### WHAT THE TASK ASKS:
In the entries, find all lines that hold the word "text" and copy them.

### EXTRACTED RECORDS:
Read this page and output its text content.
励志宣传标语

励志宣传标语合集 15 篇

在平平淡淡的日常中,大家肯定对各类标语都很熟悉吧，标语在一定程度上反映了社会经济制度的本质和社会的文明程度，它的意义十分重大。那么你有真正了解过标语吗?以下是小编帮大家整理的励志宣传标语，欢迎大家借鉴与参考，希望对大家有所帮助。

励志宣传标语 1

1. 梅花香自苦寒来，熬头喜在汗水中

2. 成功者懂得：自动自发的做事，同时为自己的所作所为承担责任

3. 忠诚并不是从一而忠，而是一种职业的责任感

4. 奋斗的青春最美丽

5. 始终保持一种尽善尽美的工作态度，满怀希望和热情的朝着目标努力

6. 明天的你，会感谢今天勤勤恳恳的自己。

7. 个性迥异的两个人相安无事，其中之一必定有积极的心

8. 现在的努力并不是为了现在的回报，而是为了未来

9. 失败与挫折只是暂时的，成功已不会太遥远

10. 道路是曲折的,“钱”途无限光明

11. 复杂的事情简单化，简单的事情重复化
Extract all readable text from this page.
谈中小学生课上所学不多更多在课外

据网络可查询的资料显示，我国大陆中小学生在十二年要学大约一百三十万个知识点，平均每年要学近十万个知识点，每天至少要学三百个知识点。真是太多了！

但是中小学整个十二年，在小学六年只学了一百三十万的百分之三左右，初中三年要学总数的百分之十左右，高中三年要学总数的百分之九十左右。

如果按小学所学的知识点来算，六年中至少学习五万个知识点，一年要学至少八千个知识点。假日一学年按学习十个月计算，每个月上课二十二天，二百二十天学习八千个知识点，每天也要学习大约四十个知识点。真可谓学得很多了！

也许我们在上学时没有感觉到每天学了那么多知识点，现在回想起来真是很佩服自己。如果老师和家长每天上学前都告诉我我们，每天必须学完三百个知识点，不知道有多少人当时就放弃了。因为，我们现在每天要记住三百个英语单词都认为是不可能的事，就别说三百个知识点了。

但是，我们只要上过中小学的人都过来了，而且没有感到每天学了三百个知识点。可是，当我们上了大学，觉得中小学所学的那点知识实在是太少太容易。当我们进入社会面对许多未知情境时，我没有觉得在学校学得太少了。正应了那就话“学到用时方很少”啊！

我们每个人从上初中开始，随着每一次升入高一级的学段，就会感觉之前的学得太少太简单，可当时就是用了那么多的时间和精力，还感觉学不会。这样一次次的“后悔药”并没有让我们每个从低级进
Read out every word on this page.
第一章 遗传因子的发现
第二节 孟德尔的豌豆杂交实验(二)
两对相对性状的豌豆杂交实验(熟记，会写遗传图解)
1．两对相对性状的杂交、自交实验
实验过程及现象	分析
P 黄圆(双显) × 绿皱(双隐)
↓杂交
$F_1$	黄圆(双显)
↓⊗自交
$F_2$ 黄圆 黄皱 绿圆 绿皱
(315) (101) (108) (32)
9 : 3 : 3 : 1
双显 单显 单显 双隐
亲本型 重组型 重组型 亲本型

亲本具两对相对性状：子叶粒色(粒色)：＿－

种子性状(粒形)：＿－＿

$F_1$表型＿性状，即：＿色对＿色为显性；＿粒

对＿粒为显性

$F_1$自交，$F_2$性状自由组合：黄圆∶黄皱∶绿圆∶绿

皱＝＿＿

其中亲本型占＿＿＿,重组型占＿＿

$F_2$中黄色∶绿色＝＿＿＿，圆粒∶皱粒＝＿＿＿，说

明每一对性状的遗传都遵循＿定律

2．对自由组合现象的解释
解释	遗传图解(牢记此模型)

### EXERCISE SOLUTION:
Read this page and output its text content.
Extract all readable text from this page.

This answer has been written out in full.